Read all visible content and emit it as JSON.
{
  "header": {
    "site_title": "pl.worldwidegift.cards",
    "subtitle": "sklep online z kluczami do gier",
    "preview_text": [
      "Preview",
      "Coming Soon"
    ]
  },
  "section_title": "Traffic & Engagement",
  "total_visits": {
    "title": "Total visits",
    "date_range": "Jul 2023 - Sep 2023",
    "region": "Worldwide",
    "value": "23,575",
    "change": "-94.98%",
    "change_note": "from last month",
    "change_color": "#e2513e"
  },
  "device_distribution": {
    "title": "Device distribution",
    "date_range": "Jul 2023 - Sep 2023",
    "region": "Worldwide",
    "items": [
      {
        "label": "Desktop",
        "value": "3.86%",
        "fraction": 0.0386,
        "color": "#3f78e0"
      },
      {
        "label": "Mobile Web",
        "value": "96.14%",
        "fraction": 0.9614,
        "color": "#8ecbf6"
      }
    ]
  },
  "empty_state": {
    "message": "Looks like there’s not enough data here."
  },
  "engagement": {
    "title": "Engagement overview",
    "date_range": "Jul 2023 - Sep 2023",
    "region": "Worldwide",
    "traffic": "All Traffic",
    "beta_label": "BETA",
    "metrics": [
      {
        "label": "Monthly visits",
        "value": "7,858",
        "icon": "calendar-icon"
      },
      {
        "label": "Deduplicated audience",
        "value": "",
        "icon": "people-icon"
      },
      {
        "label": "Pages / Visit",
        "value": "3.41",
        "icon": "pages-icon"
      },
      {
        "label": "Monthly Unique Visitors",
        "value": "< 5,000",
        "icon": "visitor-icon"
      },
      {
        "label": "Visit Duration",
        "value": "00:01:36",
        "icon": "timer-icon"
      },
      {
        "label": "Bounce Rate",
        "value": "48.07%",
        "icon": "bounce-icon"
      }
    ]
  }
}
---
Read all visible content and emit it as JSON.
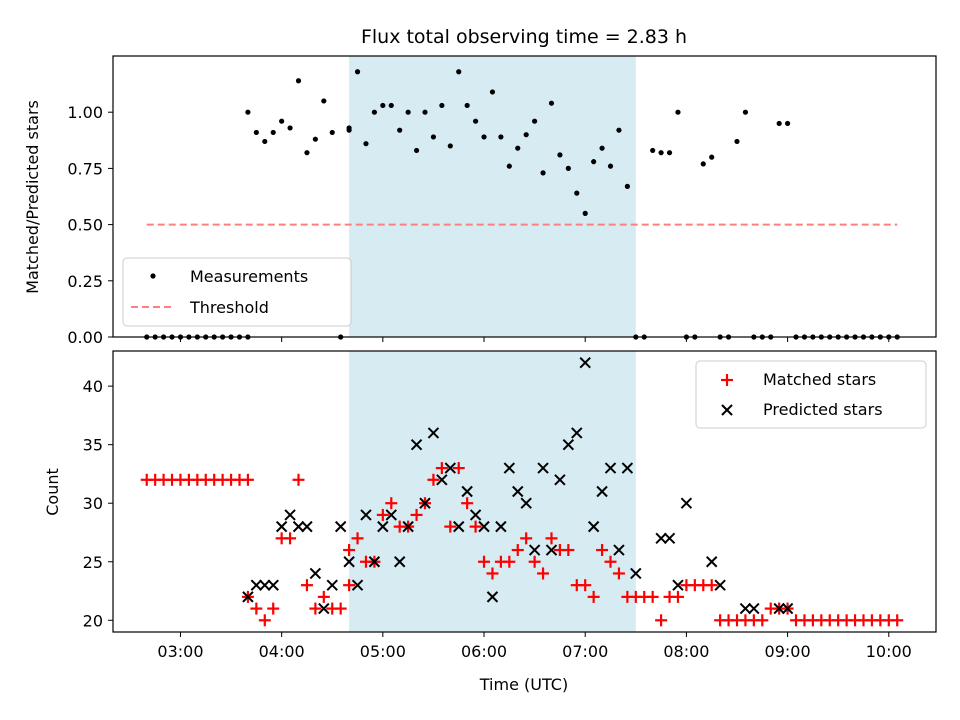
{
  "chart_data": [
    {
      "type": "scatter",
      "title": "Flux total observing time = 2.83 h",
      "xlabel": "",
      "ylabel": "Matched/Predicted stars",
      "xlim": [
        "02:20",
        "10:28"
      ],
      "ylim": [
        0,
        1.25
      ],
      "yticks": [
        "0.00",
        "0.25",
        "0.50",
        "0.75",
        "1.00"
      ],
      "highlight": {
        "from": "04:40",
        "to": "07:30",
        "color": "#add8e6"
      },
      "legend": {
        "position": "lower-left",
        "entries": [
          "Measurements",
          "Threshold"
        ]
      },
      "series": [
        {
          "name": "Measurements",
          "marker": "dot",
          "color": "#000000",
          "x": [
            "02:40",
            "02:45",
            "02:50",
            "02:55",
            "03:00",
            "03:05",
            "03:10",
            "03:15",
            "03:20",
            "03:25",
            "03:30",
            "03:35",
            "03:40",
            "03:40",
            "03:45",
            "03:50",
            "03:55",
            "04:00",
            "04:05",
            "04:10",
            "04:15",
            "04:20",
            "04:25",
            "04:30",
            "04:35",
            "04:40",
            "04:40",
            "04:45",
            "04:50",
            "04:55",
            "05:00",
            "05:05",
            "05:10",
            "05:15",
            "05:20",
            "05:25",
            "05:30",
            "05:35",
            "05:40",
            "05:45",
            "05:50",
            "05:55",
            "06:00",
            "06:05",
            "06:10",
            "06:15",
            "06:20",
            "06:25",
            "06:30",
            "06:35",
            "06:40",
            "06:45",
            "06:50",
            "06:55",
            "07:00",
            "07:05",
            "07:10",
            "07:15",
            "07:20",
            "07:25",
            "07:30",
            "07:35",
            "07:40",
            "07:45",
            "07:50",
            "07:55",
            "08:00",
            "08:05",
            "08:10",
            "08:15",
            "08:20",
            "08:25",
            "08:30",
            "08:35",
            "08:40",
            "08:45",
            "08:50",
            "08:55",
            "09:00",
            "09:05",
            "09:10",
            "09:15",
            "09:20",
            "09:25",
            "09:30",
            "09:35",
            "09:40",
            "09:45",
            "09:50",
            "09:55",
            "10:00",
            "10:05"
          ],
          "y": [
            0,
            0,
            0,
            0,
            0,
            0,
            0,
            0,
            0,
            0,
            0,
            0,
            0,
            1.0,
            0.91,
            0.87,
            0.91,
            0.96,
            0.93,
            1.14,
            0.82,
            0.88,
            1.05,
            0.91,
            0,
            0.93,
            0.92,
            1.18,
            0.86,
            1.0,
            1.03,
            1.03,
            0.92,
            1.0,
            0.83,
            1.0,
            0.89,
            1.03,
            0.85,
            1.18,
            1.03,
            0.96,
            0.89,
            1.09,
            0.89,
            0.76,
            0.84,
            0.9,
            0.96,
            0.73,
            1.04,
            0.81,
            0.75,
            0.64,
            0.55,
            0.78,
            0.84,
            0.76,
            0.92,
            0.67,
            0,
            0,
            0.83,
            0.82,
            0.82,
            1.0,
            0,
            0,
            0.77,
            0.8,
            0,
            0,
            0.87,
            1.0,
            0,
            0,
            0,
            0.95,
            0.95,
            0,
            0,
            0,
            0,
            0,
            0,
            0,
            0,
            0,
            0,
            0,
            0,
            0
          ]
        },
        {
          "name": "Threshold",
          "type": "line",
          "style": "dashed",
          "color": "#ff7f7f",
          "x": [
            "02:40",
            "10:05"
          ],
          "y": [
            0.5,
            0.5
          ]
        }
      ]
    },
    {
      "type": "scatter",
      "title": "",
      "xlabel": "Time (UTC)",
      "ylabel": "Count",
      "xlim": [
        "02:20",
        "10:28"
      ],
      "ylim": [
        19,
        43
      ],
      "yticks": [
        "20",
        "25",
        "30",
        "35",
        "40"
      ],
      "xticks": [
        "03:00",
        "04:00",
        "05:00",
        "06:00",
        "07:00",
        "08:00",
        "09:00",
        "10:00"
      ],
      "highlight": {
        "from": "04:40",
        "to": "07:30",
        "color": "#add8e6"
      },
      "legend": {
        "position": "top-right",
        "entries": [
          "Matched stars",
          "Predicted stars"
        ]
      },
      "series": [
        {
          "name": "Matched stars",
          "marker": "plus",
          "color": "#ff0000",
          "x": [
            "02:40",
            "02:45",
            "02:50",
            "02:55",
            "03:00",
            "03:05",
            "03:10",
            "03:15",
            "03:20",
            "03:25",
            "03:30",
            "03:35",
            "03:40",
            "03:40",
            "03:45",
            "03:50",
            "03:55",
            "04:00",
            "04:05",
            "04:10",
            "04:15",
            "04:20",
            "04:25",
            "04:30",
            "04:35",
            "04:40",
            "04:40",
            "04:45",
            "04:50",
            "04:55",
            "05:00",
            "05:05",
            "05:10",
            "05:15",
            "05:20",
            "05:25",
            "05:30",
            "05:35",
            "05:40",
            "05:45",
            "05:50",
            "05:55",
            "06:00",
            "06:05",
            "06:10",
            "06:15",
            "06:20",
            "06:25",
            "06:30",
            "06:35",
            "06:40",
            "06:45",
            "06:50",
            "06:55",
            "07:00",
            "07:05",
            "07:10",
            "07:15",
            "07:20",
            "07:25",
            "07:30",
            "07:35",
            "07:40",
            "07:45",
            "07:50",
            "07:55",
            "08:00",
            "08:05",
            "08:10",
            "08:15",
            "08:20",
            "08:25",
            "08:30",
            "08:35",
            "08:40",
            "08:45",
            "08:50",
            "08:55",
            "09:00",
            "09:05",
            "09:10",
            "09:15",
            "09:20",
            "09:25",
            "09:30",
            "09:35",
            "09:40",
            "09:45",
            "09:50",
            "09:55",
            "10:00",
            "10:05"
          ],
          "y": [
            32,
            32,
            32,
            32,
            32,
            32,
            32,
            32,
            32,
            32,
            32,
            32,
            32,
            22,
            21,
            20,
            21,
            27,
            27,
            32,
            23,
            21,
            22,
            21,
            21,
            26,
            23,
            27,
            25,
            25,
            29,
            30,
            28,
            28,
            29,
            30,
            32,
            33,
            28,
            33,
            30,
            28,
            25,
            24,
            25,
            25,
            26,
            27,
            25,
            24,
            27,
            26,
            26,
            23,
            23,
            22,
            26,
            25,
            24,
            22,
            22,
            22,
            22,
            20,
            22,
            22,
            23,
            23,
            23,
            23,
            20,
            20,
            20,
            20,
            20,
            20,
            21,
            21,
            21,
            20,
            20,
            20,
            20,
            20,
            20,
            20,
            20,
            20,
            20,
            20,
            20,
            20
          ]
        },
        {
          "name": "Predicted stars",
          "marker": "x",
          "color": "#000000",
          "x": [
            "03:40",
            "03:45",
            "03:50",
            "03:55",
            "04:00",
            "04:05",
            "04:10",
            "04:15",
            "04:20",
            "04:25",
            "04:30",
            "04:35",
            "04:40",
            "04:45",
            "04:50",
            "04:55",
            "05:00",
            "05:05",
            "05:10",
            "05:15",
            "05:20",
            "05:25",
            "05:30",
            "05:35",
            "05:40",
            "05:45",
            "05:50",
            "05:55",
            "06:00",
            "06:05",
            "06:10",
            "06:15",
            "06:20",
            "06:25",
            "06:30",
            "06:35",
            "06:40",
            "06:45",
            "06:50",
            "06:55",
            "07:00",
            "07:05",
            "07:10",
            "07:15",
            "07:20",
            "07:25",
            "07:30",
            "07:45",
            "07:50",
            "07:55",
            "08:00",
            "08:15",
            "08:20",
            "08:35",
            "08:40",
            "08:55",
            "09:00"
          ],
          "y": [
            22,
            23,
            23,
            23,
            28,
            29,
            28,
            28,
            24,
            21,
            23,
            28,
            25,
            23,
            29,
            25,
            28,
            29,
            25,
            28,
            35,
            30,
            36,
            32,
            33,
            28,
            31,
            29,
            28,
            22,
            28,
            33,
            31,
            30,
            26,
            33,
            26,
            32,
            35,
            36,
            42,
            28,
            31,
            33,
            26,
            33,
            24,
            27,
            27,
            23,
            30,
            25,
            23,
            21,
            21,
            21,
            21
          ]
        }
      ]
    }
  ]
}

**THE PROBLEM**
Pull out each line containing the word "position" and copy it.

**TASK OUTPUT**
        "position": "lower-left",
        "position": "top-right",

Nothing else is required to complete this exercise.